**** MATERIAL FOR THIS TASK

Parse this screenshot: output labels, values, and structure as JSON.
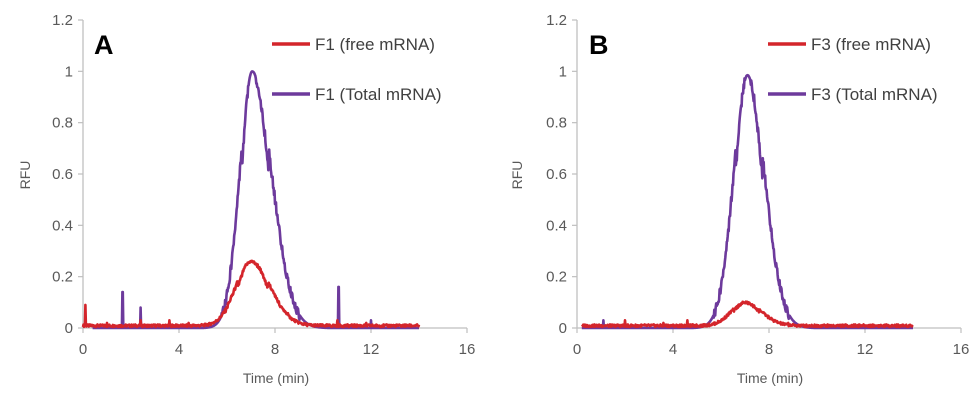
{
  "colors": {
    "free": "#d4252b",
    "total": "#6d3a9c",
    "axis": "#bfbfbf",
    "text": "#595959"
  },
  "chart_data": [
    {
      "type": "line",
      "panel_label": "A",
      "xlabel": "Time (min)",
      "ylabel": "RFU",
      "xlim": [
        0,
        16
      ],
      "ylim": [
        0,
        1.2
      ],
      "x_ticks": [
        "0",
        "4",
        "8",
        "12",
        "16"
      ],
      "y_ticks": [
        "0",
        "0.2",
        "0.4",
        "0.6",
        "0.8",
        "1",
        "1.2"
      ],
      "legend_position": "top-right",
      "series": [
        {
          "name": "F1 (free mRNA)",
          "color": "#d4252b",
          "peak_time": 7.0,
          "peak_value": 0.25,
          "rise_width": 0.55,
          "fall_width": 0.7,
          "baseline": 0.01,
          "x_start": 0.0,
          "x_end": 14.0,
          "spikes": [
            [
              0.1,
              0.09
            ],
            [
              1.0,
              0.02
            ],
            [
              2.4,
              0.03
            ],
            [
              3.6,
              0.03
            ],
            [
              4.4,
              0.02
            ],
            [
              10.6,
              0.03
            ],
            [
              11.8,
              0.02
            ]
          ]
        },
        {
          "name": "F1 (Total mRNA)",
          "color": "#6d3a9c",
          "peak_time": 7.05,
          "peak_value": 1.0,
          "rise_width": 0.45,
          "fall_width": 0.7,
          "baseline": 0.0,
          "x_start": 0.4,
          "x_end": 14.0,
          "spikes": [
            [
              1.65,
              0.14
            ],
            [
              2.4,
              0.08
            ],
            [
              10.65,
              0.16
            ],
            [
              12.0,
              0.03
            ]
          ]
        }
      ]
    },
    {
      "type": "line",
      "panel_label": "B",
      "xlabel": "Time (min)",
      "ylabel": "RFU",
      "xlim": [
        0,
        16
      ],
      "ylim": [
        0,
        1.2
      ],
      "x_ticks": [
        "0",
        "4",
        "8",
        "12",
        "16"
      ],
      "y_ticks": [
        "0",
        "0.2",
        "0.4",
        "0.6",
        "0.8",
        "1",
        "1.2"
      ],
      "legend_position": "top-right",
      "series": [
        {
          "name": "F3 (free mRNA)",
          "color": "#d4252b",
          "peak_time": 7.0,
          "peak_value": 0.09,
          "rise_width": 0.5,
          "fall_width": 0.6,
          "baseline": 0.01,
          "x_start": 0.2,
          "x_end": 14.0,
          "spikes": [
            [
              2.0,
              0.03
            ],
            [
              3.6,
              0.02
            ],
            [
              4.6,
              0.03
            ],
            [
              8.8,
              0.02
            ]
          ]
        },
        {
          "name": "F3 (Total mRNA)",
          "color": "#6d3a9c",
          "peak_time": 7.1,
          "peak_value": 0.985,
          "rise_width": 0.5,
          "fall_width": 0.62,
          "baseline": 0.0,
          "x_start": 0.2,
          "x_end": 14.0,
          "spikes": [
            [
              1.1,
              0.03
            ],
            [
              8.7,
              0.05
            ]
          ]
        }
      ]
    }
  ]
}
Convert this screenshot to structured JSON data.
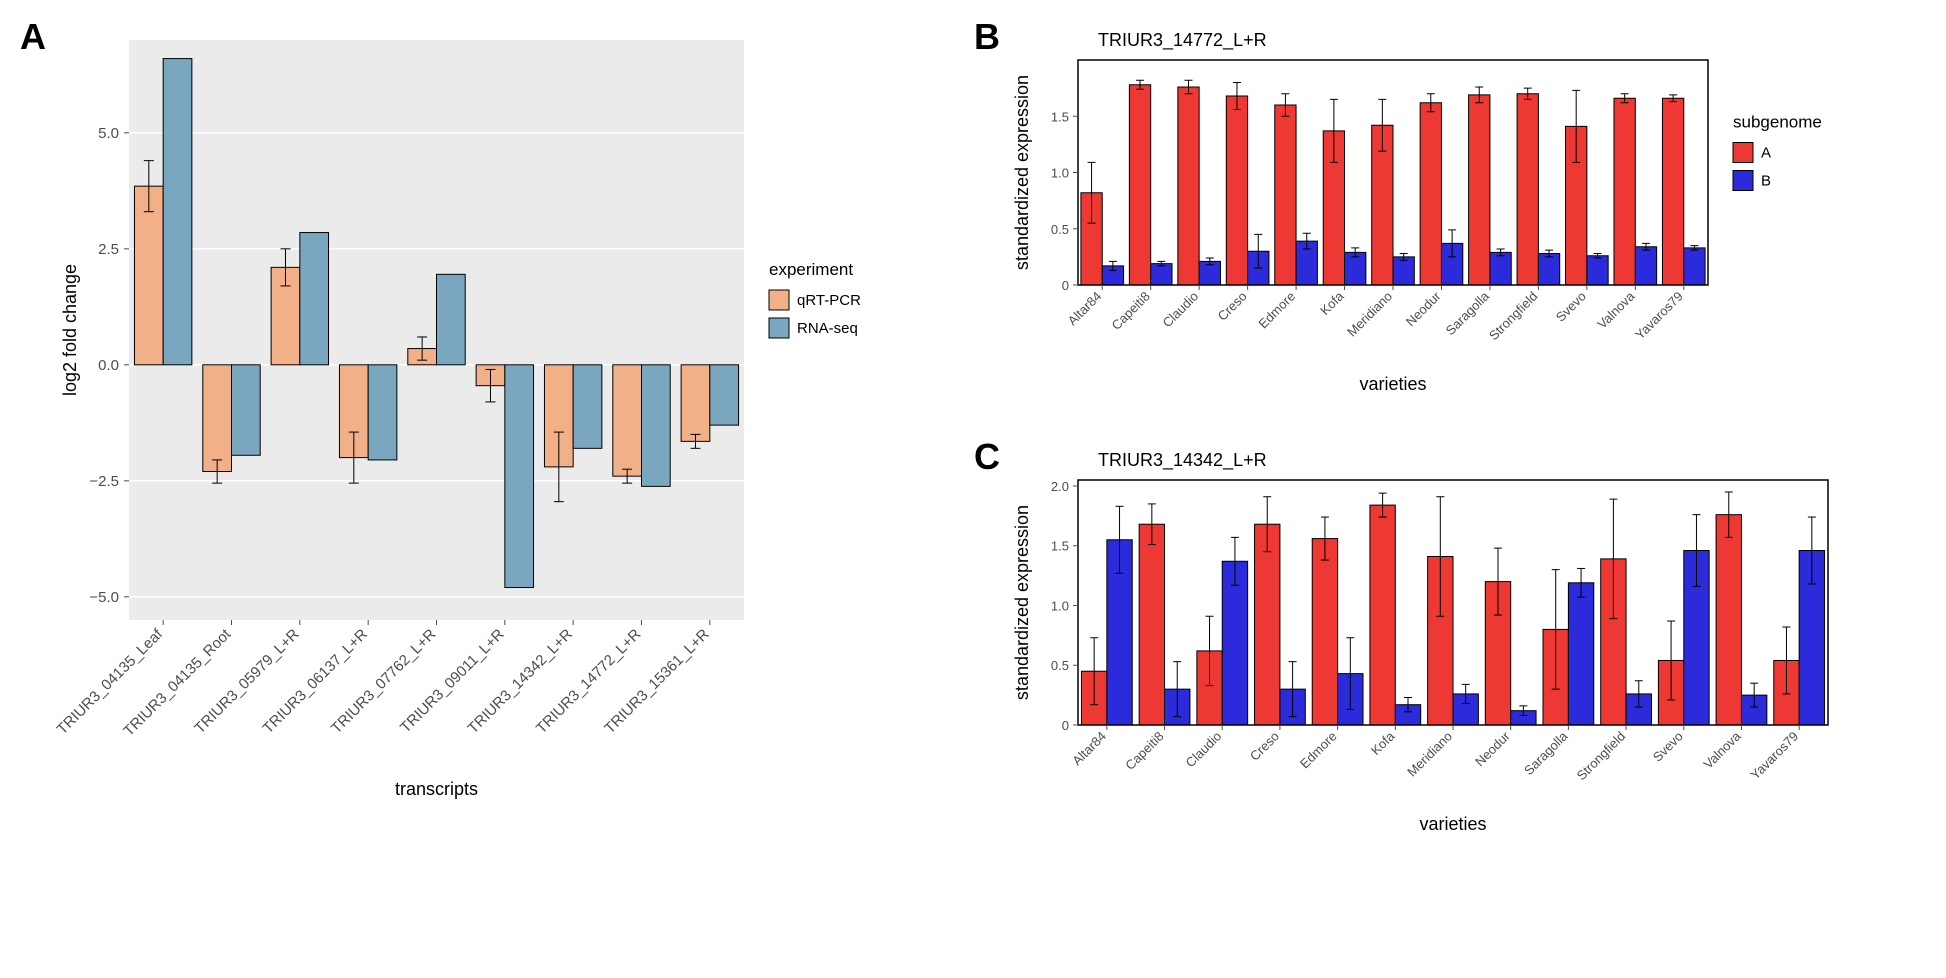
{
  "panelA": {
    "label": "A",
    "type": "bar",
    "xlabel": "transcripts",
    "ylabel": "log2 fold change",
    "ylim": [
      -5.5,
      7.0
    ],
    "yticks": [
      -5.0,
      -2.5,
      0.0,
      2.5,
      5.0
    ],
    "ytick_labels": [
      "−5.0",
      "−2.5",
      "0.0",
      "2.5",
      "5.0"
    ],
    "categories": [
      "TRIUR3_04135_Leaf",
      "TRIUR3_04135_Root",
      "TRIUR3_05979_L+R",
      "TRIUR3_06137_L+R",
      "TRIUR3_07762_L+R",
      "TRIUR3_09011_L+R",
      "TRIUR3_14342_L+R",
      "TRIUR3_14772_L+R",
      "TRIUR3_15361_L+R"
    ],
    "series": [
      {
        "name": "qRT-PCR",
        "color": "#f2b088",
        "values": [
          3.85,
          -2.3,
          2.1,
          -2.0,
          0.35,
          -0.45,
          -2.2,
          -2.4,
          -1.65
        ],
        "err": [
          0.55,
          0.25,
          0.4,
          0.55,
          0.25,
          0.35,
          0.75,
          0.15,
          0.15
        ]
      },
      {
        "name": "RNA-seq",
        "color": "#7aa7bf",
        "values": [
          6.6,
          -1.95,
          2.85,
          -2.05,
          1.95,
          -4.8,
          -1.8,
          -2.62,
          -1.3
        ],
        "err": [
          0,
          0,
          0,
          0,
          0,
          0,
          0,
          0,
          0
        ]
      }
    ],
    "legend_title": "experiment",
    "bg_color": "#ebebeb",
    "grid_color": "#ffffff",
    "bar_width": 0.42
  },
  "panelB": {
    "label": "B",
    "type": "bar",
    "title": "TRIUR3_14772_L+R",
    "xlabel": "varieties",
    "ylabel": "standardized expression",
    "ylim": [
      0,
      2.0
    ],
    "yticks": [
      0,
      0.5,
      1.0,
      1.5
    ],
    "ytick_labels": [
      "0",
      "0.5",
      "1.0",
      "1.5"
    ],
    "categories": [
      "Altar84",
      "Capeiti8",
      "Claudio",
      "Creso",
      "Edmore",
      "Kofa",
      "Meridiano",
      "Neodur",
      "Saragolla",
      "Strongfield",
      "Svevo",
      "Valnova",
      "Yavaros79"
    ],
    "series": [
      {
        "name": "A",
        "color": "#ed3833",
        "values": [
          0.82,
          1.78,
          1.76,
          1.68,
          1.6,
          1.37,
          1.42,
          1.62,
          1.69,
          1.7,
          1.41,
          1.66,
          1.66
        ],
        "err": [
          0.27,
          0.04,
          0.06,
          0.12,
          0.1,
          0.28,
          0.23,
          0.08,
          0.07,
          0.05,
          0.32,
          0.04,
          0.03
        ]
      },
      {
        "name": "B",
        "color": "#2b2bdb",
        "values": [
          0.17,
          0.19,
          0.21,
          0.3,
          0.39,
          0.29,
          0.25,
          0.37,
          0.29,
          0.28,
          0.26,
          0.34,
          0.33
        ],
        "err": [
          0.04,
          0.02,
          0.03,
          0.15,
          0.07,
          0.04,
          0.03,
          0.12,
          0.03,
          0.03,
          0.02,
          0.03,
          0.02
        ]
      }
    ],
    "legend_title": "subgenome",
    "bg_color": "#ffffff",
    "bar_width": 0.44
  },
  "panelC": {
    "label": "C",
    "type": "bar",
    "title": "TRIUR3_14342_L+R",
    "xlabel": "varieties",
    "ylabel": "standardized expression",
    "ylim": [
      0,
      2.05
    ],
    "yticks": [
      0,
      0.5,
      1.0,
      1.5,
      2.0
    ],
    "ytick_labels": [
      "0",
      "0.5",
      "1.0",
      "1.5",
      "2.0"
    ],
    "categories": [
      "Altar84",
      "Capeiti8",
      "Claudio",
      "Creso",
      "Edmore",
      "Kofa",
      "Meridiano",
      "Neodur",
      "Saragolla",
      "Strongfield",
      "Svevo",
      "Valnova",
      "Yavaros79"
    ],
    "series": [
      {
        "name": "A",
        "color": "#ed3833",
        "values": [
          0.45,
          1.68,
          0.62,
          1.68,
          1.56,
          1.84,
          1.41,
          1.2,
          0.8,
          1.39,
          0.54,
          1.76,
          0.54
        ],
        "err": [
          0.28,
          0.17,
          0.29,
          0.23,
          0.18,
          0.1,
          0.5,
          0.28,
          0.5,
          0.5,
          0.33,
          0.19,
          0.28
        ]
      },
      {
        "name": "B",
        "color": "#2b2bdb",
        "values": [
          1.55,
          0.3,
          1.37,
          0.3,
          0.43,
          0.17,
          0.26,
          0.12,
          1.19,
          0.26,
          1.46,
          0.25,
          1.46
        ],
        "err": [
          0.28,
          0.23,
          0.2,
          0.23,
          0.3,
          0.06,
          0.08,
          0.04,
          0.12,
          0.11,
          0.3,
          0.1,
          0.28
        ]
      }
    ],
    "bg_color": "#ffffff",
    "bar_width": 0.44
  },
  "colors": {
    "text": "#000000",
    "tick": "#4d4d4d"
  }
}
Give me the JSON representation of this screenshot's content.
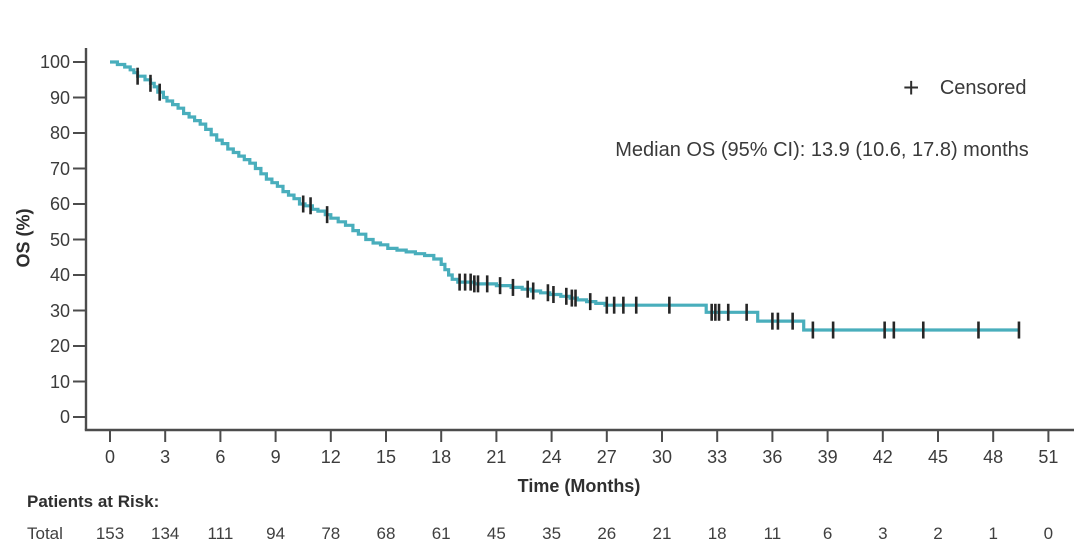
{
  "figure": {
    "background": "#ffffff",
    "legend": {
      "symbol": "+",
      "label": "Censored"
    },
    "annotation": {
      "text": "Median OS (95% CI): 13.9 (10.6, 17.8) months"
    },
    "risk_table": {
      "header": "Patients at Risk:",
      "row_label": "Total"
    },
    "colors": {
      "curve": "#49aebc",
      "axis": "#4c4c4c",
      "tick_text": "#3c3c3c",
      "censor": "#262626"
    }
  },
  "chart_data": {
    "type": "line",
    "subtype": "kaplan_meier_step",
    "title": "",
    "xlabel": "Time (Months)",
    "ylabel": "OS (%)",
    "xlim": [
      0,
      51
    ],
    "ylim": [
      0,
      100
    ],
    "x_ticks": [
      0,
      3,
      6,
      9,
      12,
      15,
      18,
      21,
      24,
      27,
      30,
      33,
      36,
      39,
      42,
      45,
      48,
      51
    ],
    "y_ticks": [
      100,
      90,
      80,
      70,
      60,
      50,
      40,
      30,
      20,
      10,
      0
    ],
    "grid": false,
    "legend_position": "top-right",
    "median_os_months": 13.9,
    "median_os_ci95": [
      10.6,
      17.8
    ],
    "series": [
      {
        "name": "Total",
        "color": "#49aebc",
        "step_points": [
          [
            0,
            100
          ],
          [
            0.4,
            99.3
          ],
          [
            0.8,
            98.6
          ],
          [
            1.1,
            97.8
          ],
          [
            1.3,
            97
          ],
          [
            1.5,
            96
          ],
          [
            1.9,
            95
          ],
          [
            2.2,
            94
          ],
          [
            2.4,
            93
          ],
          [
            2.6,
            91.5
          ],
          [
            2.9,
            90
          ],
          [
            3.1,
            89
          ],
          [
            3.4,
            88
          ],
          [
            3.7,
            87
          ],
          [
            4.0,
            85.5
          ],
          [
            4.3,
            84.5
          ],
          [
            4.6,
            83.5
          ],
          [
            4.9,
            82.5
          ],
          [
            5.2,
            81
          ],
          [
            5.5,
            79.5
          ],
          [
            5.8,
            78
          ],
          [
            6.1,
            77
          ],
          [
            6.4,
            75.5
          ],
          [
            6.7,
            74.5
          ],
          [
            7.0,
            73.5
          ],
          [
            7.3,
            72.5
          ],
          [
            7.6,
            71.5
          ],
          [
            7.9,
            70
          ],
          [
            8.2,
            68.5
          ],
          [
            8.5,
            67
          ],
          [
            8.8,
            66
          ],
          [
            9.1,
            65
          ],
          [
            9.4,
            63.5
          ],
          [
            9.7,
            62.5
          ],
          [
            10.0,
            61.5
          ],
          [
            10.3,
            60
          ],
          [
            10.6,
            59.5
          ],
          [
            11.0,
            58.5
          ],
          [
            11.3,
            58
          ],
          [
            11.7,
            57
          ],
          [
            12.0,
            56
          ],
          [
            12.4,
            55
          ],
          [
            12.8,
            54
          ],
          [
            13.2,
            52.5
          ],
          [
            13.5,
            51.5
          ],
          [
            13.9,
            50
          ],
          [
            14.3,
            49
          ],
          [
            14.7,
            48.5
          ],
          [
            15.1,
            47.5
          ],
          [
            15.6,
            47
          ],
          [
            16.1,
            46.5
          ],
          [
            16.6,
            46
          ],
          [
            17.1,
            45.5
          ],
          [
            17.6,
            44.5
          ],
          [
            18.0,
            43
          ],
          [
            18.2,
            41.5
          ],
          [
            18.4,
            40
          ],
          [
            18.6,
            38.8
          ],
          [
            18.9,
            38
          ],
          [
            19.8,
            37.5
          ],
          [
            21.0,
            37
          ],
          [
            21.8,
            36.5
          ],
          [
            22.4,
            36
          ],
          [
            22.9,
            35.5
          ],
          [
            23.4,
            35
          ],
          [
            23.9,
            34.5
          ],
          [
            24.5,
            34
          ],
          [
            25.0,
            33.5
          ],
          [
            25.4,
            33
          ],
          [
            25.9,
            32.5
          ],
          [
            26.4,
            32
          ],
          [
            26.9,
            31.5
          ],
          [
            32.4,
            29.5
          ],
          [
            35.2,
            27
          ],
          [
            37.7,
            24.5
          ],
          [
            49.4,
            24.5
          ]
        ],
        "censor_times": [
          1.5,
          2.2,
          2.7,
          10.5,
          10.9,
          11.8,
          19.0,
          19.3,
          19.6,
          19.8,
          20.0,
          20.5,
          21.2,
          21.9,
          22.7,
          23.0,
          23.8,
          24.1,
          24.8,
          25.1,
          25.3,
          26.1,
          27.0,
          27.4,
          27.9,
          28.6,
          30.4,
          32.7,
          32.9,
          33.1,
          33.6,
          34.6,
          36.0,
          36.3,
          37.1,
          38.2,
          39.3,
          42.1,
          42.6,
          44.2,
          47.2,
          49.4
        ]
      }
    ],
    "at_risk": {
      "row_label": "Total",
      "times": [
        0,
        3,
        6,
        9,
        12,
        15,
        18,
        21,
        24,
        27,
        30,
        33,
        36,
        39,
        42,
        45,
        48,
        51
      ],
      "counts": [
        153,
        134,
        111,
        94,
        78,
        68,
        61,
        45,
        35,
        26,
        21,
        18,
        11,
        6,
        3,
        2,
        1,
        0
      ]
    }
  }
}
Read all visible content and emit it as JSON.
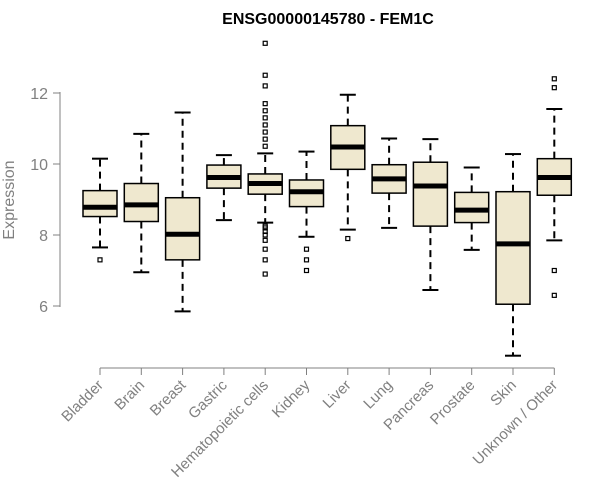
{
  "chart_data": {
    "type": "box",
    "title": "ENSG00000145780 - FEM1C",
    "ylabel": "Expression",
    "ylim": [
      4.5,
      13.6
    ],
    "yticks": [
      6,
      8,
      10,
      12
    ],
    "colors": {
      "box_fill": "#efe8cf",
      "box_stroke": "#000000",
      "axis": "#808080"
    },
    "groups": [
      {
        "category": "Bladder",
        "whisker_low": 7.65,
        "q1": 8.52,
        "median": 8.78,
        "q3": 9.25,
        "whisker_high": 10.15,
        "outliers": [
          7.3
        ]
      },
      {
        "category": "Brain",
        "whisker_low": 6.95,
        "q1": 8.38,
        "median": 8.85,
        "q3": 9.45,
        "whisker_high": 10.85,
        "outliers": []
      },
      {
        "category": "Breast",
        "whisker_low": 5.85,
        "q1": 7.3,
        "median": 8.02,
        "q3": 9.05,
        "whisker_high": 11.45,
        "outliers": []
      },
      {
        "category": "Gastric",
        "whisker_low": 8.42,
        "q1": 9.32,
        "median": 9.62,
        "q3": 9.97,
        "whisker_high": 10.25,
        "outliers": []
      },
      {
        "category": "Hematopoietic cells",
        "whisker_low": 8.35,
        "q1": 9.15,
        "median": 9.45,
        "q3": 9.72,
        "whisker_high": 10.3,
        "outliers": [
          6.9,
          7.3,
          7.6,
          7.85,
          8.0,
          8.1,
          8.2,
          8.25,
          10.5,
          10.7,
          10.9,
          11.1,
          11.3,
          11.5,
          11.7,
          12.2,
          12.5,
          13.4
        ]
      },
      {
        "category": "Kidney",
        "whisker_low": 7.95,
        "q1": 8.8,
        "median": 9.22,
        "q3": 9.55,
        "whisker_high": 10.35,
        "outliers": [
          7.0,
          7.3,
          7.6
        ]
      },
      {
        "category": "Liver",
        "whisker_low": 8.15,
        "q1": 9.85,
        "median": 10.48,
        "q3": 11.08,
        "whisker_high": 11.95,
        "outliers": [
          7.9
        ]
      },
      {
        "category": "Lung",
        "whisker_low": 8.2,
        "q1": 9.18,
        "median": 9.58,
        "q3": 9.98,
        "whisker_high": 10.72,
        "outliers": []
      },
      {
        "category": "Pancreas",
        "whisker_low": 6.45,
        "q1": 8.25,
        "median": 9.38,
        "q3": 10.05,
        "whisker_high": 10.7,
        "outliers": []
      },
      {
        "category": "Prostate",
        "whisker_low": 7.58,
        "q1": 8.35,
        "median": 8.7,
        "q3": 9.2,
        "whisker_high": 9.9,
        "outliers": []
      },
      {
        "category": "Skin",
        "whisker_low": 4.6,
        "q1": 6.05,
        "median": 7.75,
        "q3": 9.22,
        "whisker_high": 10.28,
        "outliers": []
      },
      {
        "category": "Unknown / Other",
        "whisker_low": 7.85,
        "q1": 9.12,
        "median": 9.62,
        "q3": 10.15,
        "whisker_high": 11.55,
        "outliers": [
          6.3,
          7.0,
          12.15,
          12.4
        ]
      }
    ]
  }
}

********

**PROBLEM DESCRIPTION**
Read through the entries above, and wherever a line holds the string "JSON", copy it.

**EXERCISE RESPONSE**
Parse this screenshot: output labels, values, and structure as JSON.
Convert this screenshot to structured JSON data.
Give me the JSON representation of this screenshot's content.
Read all visible content and emit it as JSON.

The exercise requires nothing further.